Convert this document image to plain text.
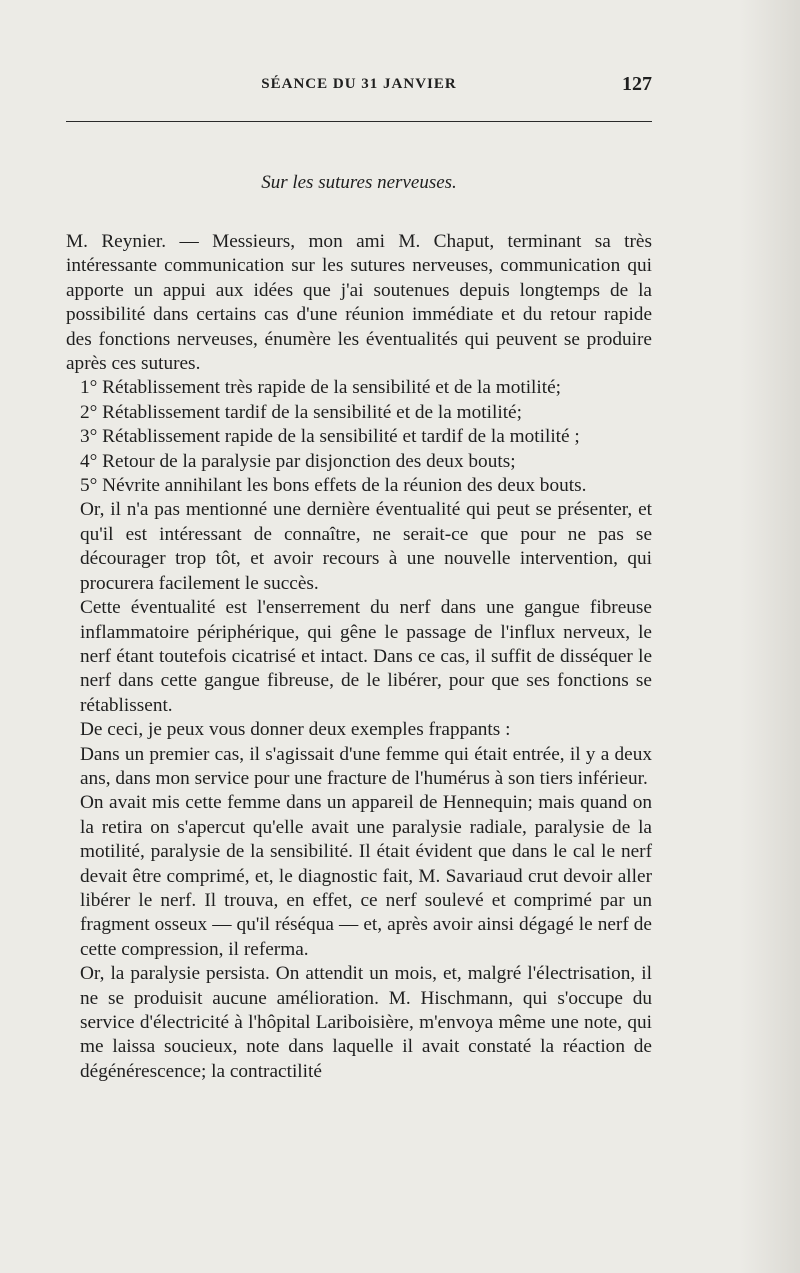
SÉANCE DU 31 JANVIER	127
Sur les sutures nerveuses.

M. Reynier. — Messieurs, mon ami M. Chaput, terminant sa très intéressante communication sur les sutures nerveuses, communication qui apporte un appui aux idées que j'ai soutenues depuis longtemps de la possibilité dans certains cas d'une réunion immédiate et du retour rapide des fonctions nerveuses, énumère les éventualités qui peuvent se produire après ces sutures.

1° Rétablissement très rapide de la sensibilité et de la motilité;

2° Rétablissement tardif de la sensibilité et de la motilité;

3° Rétablissement rapide de la sensibilité et tardif de la motilité ;

4° Retour de la paralysie par disjonction des deux bouts;

5° Névrite annihilant les bons effets de la réunion des deux bouts.

Or, il n'a pas mentionné une dernière éventualité qui peut se présenter, et qu'il est intéressant de connaître, ne serait-ce que pour ne pas se décourager trop tôt, et avoir recours à une nouvelle intervention, qui procurera facilement le succès.

Cette éventualité est l'enserrement du nerf dans une gangue fibreuse inflammatoire périphérique, qui gêne le passage de l'influx nerveux, le nerf étant toutefois cicatrisé et intact. Dans ce cas, il suffit de disséquer le nerf dans cette gangue fibreuse, de le libérer, pour que ses fonctions se rétablissent.

De ceci, je peux vous donner deux exemples frappants :

Dans un premier cas, il s'agissait d'une femme qui était entrée, il y a deux ans, dans mon service pour une fracture de l'humérus à son tiers inférieur.

On avait mis cette femme dans un appareil de Hennequin; mais quand on la retira on s'apercut qu'elle avait une paralysie radiale, paralysie de la motilité, paralysie de la sensibilité. Il était évident que dans le cal le nerf devait être comprimé, et, le diagnostic fait, M. Savariaud crut devoir aller libérer le nerf. Il trouva, en effet, ce nerf soulevé et comprimé par un fragment osseux — qu'il réséqua — et, après avoir ainsi dégagé le nerf de cette compression, il referma.

Or, la paralysie persista. On attendit un mois, et, malgré l'électrisation, il ne se produisit aucune amélioration. M. Hischmann, qui s'occupe du service d'électricité à l'hôpital Lariboisière, m'envoya même une note, qui me laissa soucieux, note dans laquelle il avait constaté la réaction de dégénérescence; la contractilité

——————

# GIVEN TASK
Using the entries above, return each line that includes the word "réunion".

# ANSWER
M. Reynier. — Messieurs, mon ami M. Chaput, terminant sa très intéressante communication sur les sutures nerveuses, communication qui apporte un appui aux idées que j'ai soutenues depuis longtemps de la possibilité dans certains cas d'une réunion immédiate et du retour rapide des fonctions nerveuses, énumère les éventualités qui peuvent se produire après ces sutures.
5° Névrite annihilant les bons effets de la réunion des deux bouts.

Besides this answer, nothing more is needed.